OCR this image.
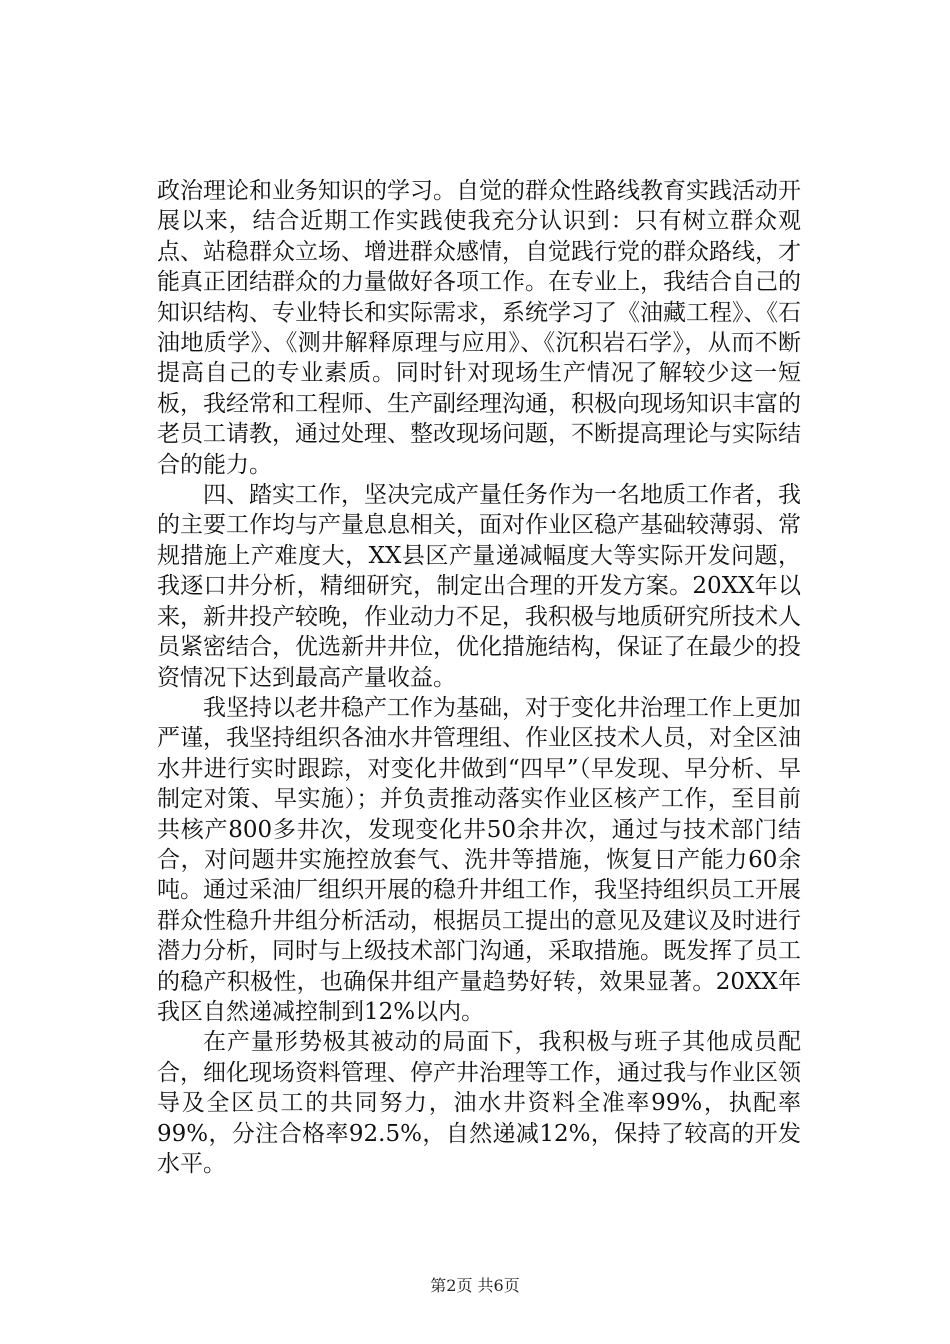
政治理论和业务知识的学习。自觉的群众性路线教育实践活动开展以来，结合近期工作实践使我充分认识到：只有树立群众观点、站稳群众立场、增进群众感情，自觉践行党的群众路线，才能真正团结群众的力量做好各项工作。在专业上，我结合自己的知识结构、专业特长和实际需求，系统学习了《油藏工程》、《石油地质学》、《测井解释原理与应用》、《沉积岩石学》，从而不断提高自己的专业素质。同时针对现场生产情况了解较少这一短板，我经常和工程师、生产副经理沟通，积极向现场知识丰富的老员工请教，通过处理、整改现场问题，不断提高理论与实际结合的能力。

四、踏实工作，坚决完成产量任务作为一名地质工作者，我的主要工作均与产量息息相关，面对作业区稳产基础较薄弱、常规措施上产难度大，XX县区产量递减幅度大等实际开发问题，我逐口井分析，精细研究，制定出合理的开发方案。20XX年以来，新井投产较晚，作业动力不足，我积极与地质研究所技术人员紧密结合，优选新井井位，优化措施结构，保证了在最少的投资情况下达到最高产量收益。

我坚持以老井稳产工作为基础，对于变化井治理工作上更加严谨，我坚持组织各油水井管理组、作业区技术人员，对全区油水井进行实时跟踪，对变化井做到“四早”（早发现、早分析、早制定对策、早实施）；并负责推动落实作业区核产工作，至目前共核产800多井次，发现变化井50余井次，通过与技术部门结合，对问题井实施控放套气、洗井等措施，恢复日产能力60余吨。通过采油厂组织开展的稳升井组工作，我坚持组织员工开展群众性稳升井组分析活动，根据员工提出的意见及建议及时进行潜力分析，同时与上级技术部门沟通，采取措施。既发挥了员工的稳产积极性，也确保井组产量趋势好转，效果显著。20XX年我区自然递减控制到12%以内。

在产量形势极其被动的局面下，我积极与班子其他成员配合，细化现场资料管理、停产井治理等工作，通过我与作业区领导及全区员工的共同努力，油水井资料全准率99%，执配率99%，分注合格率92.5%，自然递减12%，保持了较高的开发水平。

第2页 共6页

************

Return the listing above word for word, with the pictures removed.

### Exercise solution
OCR this image.
政治理论和业务知识的学习。自觉的群众性路线教育实践活动开展以来，结合近期工作实践使我充分认识到：只有树立群众观点、站稳群众立场、增进群众感情，自觉践行党的群众路线，才能真正团结群众的力量做好各项工作。在专业上，我结合自己的知识结构、专业特长和实际需求，系统学习了《油藏工程》、《石油地质学》、《测井解释原理与应用》、《沉积岩石学》，从而不断提高自己的专业素质。同时针对现场生产情况了解较少这一短板，我经常和工程师、生产副经理沟通，积极向现场知识丰富的老员工请教，通过处理、整改现场问题，不断提高理论与实际结合的能力。

四、踏实工作，坚决完成产量任务作为一名地质工作者，我的主要工作均与产量息息相关，面对作业区稳产基础较薄弱、常规措施上产难度大，XX县区产量递减幅度大等实际开发问题，我逐口井分析，精细研究，制定出合理的开发方案。20XX年以来，新井投产较晚，作业动力不足，我积极与地质研究所技术人员紧密结合，优选新井井位，优化措施结构，保证了在最少的投资情况下达到最高产量收益。

我坚持以老井稳产工作为基础，对于变化井治理工作上更加严谨，我坚持组织各油水井管理组、作业区技术人员，对全区油水井进行实时跟踪，对变化井做到“四早”（早发现、早分析、早制定对策、早实施）；并负责推动落实作业区核产工作，至目前共核产800多井次，发现变化井50余井次，通过与技术部门结合，对问题井实施控放套气、洗井等措施，恢复日产能力60余吨。通过采油厂组织开展的稳升井组工作，我坚持组织员工开展群众性稳升井组分析活动，根据员工提出的意见及建议及时进行潜力分析，同时与上级技术部门沟通，采取措施。既发挥了员工的稳产积极性，也确保井组产量趋势好转，效果显著。20XX年我区自然递减控制到12%以内。

在产量形势极其被动的局面下，我积极与班子其他成员配合，细化现场资料管理、停产井治理等工作，通过我与作业区领导及全区员工的共同努力，油水井资料全准率99%，执配率99%，分注合格率92.5%，自然递减12%，保持了较高的开发水平。

第2页 共6页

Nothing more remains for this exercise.